Exercise:
Extract every entry word for word. Skip the pictures.

Recorded data:
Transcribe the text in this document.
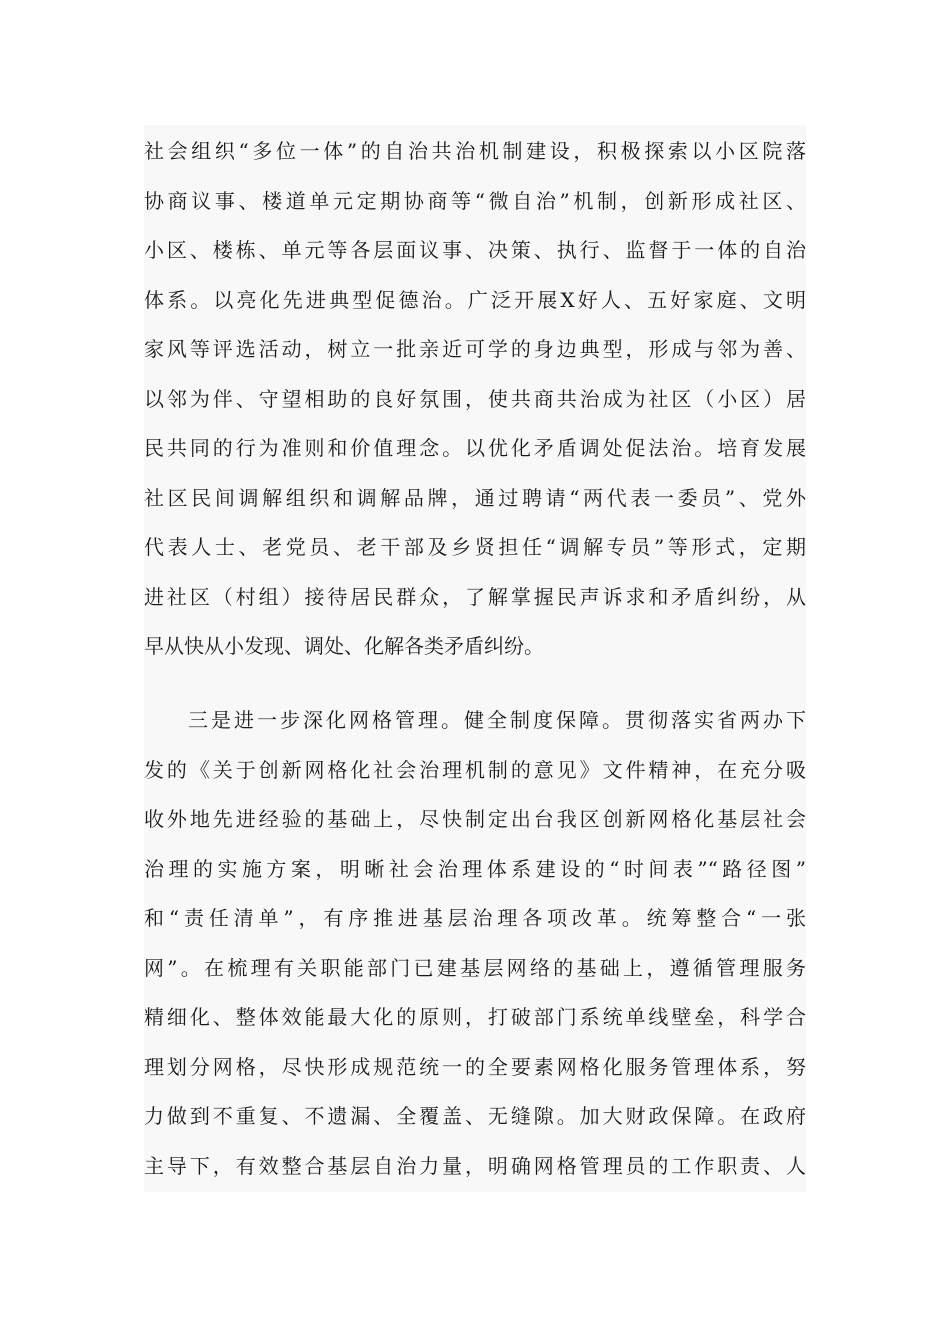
社会组织“多位一体”的自治共治机制建设，积极探索以小区院落
协商议事、楼道单元定期协商等“微自治”机制，创新形成社区、
小区、楼栋、单元等各层面议事、决策、执行、监督于一体的自治
体系。以亮化先进典型促德治。广泛开展X好人、五好家庭、文明
家风等评选活动，树立一批亲近可学的身边典型，形成与邻为善、
以邻为伴、守望相助的良好氛围，使共商共治成为社区（小区）居
民共同的行为准则和价值理念。以优化矛盾调处促法治。培育发展
社区民间调解组织和调解品牌，通过聘请“两代表一委员”、党外
代表人士、老党员、老干部及乡贤担任“调解专员”等形式，定期
进社区（村组）接待居民群众，了解掌握民声诉求和矛盾纠纷，从
早从快从小发现、调处、化解各类矛盾纠纷。

三是进一步深化网格管理。健全制度保障。贯彻落实省两办下
发的《关于创新网格化社会治理机制的意见》文件精神，在充分吸
收外地先进经验的基础上，尽快制定出台我区创新网格化基层社会
治理的实施方案，明晰社会治理体系建设的“时间表”“路径图”
和“责任清单”，有序推进基层治理各项改革。统筹整合“一张
网”。在梳理有关职能部门已建基层网络的基础上，遵循管理服务
精细化、整体效能最大化的原则，打破部门系统单线壁垒，科学合
理划分网格，尽快形成规范统一的全要素网格化服务管理体系，努
力做到不重复、不遗漏、全覆盖、无缝隙。加大财政保障。在政府
主导下，有效整合基层自治力量，明确网格管理员的工作职责、人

Finished exercise:
Transcribe the text in this document.
社会组织“多位一体”的自治共治机制建设，积极探索以小区院落
协商议事、楼道单元定期协商等“微自治”机制，创新形成社区、
小区、楼栋、单元等各层面议事、决策、执行、监督于一体的自治
体系。以亮化先进典型促德治。广泛开展X好人、五好家庭、文明
家风等评选活动，树立一批亲近可学的身边典型，形成与邻为善、
以邻为伴、守望相助的良好氛围，使共商共治成为社区（小区）居
民共同的行为准则和价值理念。以优化矛盾调处促法治。培育发展
社区民间调解组织和调解品牌，通过聘请“两代表一委员”、党外
代表人士、老党员、老干部及乡贤担任“调解专员”等形式，定期
进社区（村组）接待居民群众，了解掌握民声诉求和矛盾纠纷，从
早从快从小发现、调处、化解各类矛盾纠纷。

三是进一步深化网格管理。健全制度保障。贯彻落实省两办下
发的《关于创新网格化社会治理机制的意见》文件精神，在充分吸
收外地先进经验的基础上，尽快制定出台我区创新网格化基层社会
治理的实施方案，明晰社会治理体系建设的“时间表”“路径图”
和“责任清单”，有序推进基层治理各项改革。统筹整合“一张
网”。在梳理有关职能部门已建基层网络的基础上，遵循管理服务
精细化、整体效能最大化的原则，打破部门系统单线壁垒，科学合
理划分网格，尽快形成规范统一的全要素网格化服务管理体系，努
力做到不重复、不遗漏、全覆盖、无缝隙。加大财政保障。在政府
主导下，有效整合基层自治力量，明确网格管理员的工作职责、人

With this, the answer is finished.